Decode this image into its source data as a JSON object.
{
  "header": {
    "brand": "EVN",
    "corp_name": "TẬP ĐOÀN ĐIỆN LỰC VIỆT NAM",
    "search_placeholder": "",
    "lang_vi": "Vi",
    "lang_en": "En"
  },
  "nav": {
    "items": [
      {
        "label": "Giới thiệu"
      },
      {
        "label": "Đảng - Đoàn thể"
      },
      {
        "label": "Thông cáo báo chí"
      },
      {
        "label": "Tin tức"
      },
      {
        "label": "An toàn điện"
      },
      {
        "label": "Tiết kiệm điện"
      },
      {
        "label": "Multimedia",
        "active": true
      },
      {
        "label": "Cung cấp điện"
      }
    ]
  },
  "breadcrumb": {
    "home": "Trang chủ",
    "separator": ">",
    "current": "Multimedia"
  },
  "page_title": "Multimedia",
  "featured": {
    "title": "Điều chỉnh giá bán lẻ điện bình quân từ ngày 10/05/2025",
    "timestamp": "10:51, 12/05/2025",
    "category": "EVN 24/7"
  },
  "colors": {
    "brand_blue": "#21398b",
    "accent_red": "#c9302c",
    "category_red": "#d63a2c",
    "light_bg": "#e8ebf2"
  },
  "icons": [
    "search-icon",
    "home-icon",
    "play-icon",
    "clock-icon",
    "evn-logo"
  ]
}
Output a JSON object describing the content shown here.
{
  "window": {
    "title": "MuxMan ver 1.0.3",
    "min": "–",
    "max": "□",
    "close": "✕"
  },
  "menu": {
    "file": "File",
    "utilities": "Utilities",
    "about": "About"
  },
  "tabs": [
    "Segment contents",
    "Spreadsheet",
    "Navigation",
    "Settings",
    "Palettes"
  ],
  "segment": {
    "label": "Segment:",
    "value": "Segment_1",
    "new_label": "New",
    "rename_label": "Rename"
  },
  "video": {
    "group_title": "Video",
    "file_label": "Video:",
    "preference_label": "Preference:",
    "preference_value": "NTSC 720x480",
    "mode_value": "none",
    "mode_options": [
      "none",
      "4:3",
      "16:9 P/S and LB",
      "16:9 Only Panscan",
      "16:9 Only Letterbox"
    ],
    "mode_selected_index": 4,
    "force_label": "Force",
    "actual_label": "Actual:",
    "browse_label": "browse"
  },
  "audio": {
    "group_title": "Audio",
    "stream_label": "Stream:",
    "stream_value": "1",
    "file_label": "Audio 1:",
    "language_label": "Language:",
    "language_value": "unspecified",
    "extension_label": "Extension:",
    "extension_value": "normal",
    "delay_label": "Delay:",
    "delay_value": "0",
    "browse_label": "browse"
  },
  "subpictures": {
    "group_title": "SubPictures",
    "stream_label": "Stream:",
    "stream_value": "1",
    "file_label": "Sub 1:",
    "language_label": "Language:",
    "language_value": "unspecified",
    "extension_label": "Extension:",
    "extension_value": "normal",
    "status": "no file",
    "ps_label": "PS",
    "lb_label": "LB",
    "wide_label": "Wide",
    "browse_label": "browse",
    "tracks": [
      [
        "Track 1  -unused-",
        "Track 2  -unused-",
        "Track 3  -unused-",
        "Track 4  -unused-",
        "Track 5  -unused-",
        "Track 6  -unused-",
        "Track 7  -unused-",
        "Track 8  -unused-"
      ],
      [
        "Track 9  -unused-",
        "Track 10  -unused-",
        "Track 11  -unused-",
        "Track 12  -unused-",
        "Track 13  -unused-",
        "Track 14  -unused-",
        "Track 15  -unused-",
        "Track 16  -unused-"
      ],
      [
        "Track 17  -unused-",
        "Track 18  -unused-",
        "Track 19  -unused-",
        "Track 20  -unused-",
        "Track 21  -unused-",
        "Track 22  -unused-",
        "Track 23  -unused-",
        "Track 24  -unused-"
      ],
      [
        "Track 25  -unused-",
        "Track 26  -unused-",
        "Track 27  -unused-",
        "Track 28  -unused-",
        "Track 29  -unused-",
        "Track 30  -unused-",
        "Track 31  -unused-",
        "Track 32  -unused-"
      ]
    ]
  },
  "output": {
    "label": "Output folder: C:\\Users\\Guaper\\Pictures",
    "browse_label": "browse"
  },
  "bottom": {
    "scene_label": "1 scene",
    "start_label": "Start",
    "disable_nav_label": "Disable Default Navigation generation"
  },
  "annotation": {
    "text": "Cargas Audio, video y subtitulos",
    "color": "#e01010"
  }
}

******************************

*Task brief:* What is the number of lines in the records above that include the word "Navigation"? Reply with that number and nothing more.

*Completed task:* 2